--- start Source records ---
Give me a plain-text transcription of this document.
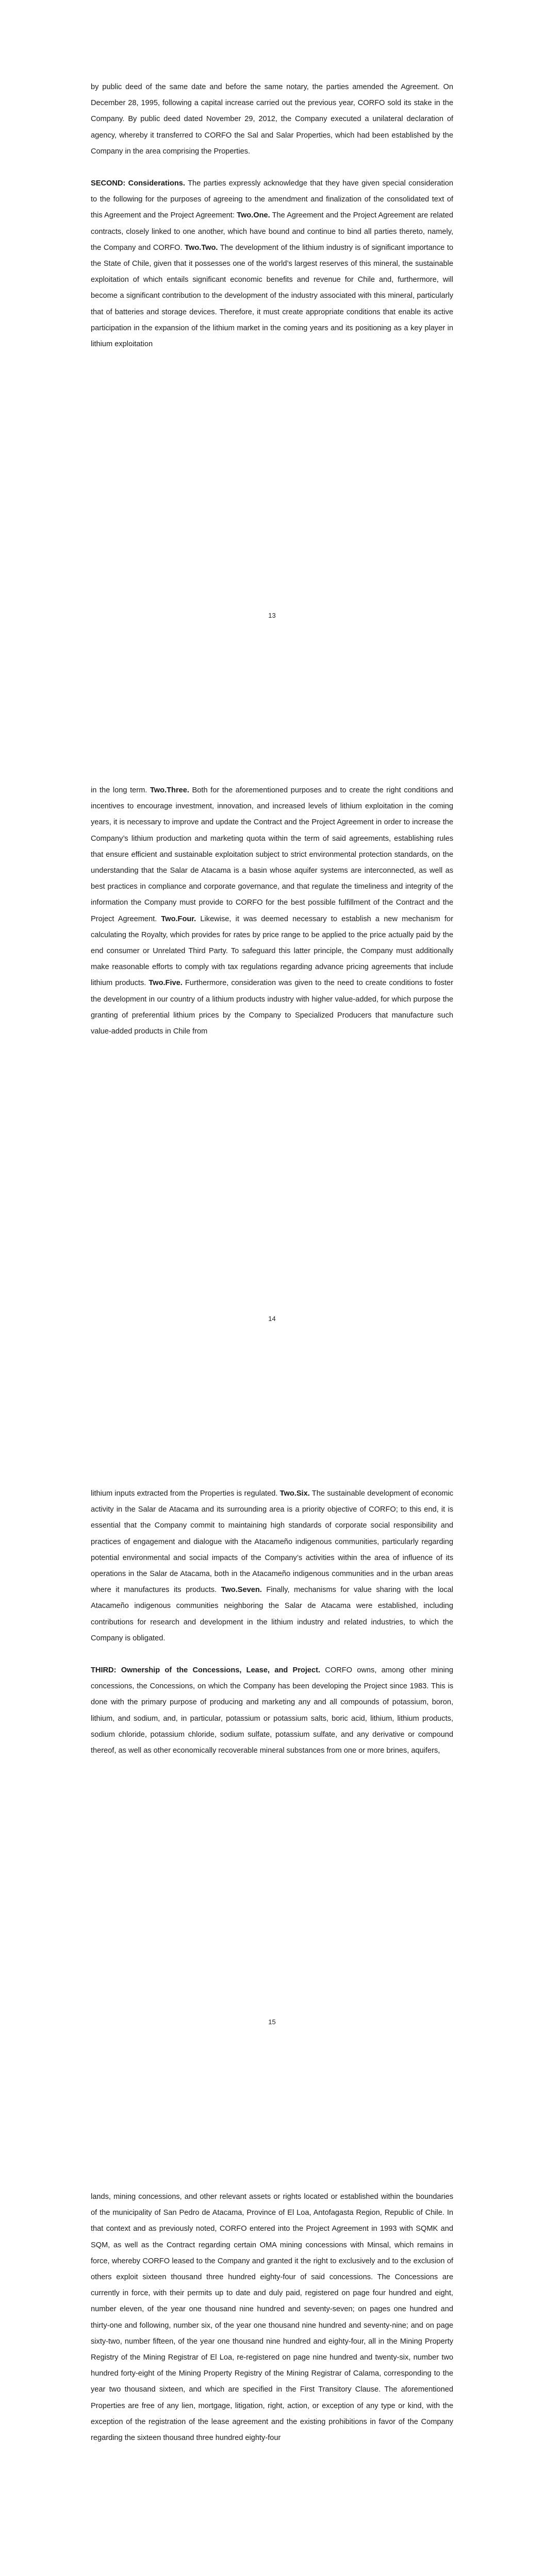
by public deed of the same date and before the same notary, the parties amended the Agreement. On December 28, 1995, following a capital increase carried out the previous year, CORFO sold its stake in the Company. By public deed dated November 29, 2012, the Company executed a unilateral declaration of agency, whereby it transferred to CORFO the Sal and Salar Properties, which had been established by the Company in the area comprising the Properties.

SECOND: Considerations. The parties expressly acknowledge that they have given special consideration to the following for the purposes of agreeing to the amendment and finalization of the consolidated text of this Agreement and the Project Agreement: Two.One. The Agreement and the Project Agreement are related contracts, closely linked to one another, which have bound and continue to bind all parties thereto, namely, the Company and CORFO. Two.Two. The development of the lithium industry is of significant importance to the State of Chile, given that it possesses one of the world’s largest reserves of this mineral, the sustainable exploitation of which entails significant economic benefits and revenue for Chile and, furthermore, will become a significant contribution to the development of the industry associated with this mineral, particularly that of batteries and storage devices. Therefore, it must create appropriate conditions that enable its active participation in the expansion of the lithium market in the coming years and its positioning as a key player in lithium exploitation

13

in the long term. Two.Three. Both for the aforementioned purposes and to create the right conditions and incentives to encourage investment, innovation, and increased levels of lithium exploitation in the coming years, it is necessary to improve and update the Contract and the Project Agreement in order to increase the Company’s lithium production and marketing quota within the term of said agreements, establishing rules that ensure efficient and sustainable exploitation subject to strict environmental protection standards, on the understanding that the Salar de Atacama is a basin whose aquifer systems are interconnected, as well as best practices in compliance and corporate governance, and that regulate the timeliness and integrity of the information the Company must provide to CORFO for the best possible fulfillment of the Contract and the Project Agreement. Two.Four. Likewise, it was deemed necessary to establish a new mechanism for calculating the Royalty, which provides for rates by price range to be applied to the price actually paid by the end consumer or Unrelated Third Party. To safeguard this latter principle, the Company must additionally make reasonable efforts to comply with tax regulations regarding advance pricing agreements that include lithium products. Two.Five. Furthermore, consideration was given to the need to create conditions to foster the development in our country of a lithium products industry with higher value-added, for which purpose the granting of preferential lithium prices by the Company to Specialized Producers that manufacture such value-added products in Chile from

14

lithium inputs extracted from the Properties is regulated. Two.Six. The sustainable development of economic activity in the Salar de Atacama and its surrounding area is a priority objective of CORFO; to this end, it is essential that the Company commit to maintaining high standards of corporate social responsibility and practices of engagement and dialogue with the Atacameño indigenous communities, particularly regarding potential environmental and social impacts of the Company’s activities within the area of influence of its operations in the Salar de Atacama, both in the Atacameño indigenous communities and in the urban areas where it manufactures its products. Two.Seven. Finally, mechanisms for value sharing with the local Atacameño indigenous communities neighboring the Salar de Atacama were established, including contributions for research and development in the lithium industry and related industries, to which the Company is obligated.

THIRD: Ownership of the Concessions, Lease, and Project. CORFO owns, among other mining concessions, the Concessions, on which the Company has been developing the Project since 1983. This is done with the primary purpose of producing and marketing any and all compounds of potassium, boron, lithium, and sodium, and, in particular, potassium or potassium salts, boric acid, lithium, lithium products, sodium chloride, potassium chloride, sodium sulfate, potassium sulfate, and any derivative or compound thereof, as well as other economically recoverable mineral substances from one or more brines, aquifers,

15

lands, mining concessions, and other relevant assets or rights located or established within the boundaries of the municipality of San Pedro de Atacama, Province of El Loa, Antofagasta Region, Republic of Chile. In that context and as previously noted, CORFO entered into the Project Agreement in 1993 with SQMK and SQM, as well as the Contract regarding certain OMA mining concessions with Minsal, which remains in force, whereby CORFO leased to the Company and granted it the right to exclusively and to the exclusion of others exploit sixteen thousand three hundred eighty-four of said concessions. The Concessions are currently in force, with their permits up to date and duly paid, registered on page four hundred and eight, number eleven, of the year one thousand nine hundred and seventy-seven; on pages one hundred and thirty-one and following, number six, of the year one thousand nine hundred and seventy-nine; and on page sixty-two, number fifteen, of the year one thousand nine hundred and eighty-four, all in the Mining Property Registry of the Mining Registrar of El Loa, re-registered on page nine hundred and twenty-six, number two hundred forty-eight of the Mining Property Registry of the Mining Registrar of Calama, corresponding to the year two thousand sixteen, and which are specified in the First Transitory Clause. The aforementioned Properties are free of any lien, mortgage, litigation, right, action, or exception of any type or kind, with the exception of the registration of the lease agreement and the existing prohibitions in favor of the Company regarding the sixteen thousand three hundred eighty-four
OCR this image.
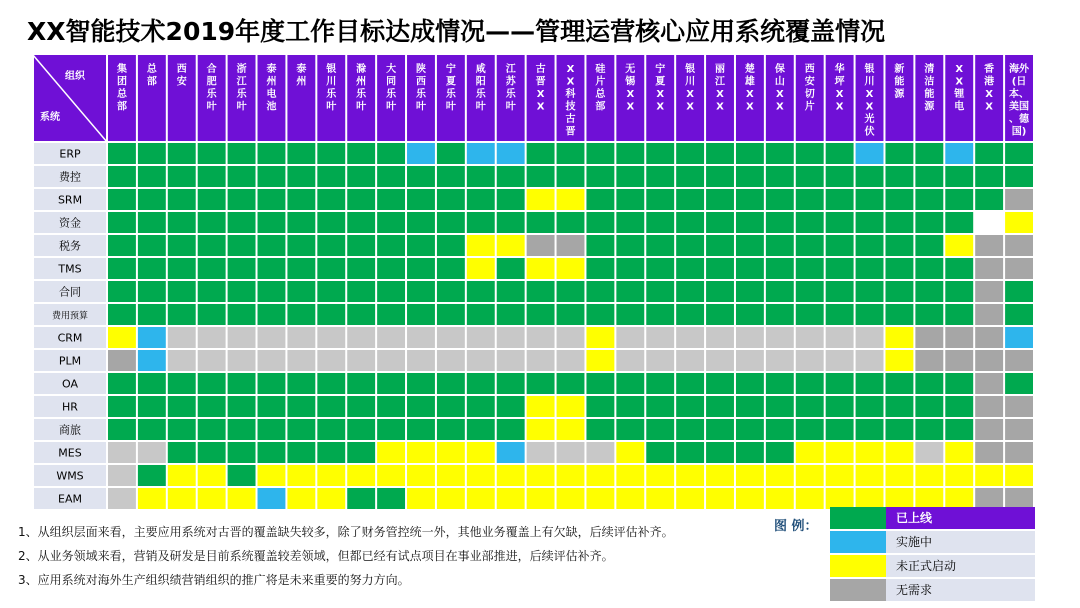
XX智能技术2019年度工作目标达成情况——管理运营核心应用系统覆盖情况
组织
系统
集团总部
总部
西安
合肥乐叶
浙江乐叶
泰州电池
泰州
银川乐叶
滁州乐叶
大同乐叶
陕西乐叶
宁夏乐叶
咸阳乐叶
江苏乐叶
古晋 X X
X X 科技古晋
硅片总部
无锡 X X
宁夏 X X
银川 X X
丽江 X X
楚雄 X X
保山 X X
西安切片
华坪 X X
银川 X X 光伏
新能源
清洁能源
X X 锂电
香港 X X
海外(日本、美国、德国)
ERP
费控
SRM
资金
税务
TMS
合同
费用预算
CRM
PLM
OA
HR
商旅
MES
WMS
EAM
1、从组织层面来看，主要应用系统对古晋的覆盖缺失较多，除了财务管控统一外，其他业务覆盖上有欠缺，后续评估补齐。
2、从业务领域来看，营销及研发是目前系统覆盖较差领域，但都已经有试点项目在事业部推进，后续评估补齐。
3、应用系统对海外生产组织绩营销组织的推广将是未来重要的努力方向。
图 例：
已上线
实施中
未正式启动
无需求
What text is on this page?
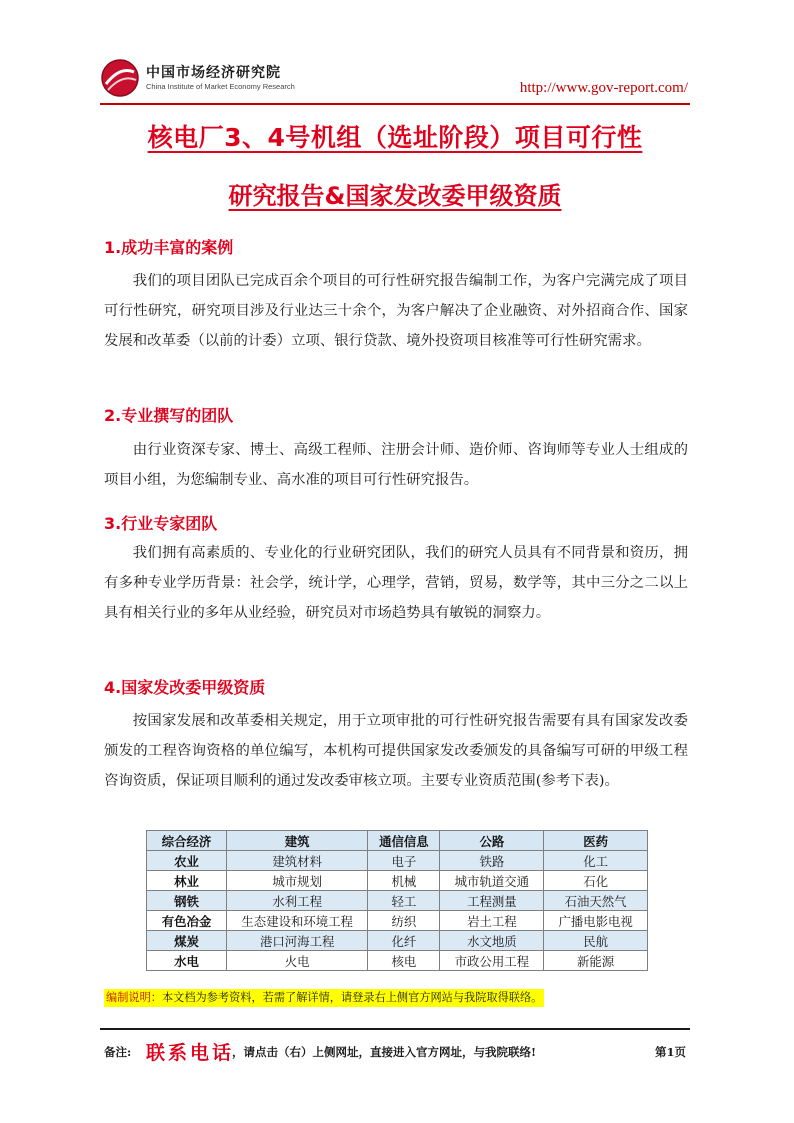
中国市场经济研究院
China Institute of Market Economy Research	http://www.gov-report.com/
核电厂3、4号机组（选址阶段）项目可行性
研究报告&国家发改委甲级资质
1.成功丰富的案例
我们的项目团队已完成百余个项目的可行性研究报告编制工作，为客户完满完成了项目可行性研究，研究项目涉及行业达三十余个，为客户解决了企业融资、对外招商合作、国家发展和改革委（以前的计委）立项、银行贷款、境外投资项目核准等可行性研究需求。
2.专业撰写的团队
由行业资深专家、博士、高级工程师、注册会计师、造价师、咨询师等专业人士组成的项目小组，为您编制专业、高水准的项目可行性研究报告。
3.行业专家团队
我们拥有高素质的、专业化的行业研究团队，我们的研究人员具有不同背景和资历，拥有多种专业学历背景：社会学，统计学，心理学，营销，贸易，数学等，其中三分之二以上具有相关行业的多年从业经验，研究员对市场趋势具有敏锐的洞察力。
4.国家发改委甲级资质
按国家发展和改革委相关规定，用于立项审批的可行性研究报告需要有具有国家发改委颁发的工程咨询资格的单位编写，本机构可提供国家发改委颁发的具备编写可研的甲级工程咨询资质，保证项目顺利的通过发改委审核立项。主要专业资质范围(参考下表)。
综合经济	建筑	通信信息	公路	医药
农业	建筑材料	电子	铁路	化工
林业	城市规划	机械	城市轨道交通	石化
钢铁	水利工程	轻工	工程测量	石油天然气
有色冶金	生态建设和环境工程	纺织	岩土工程	广播电影电视
煤炭	港口河海工程	化纤	水文地质	民航
水电	火电	核电	市政公用工程	新能源
编制说明：本文档为参考资料，若需了解详情，请登录右上侧官方网站与我院取得联络。
备注: 联系电话
，请点击（右）上侧网址，直接进入官方网址，与我院联络!	第1页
--- end Source records ---
__Brief__
Copy all the lines above that hold the string "后续评估补齐".

__Finished answer__
1、从组织层面来看，主要应用系统对古晋的覆盖缺失较多，除了财务管控统一外，其他业务覆盖上有欠缺，后续评估补齐。
2、从业务领域来看，营销及研发是目前系统覆盖较差领域，但都已经有试点项目在事业部推进，后续评估补齐。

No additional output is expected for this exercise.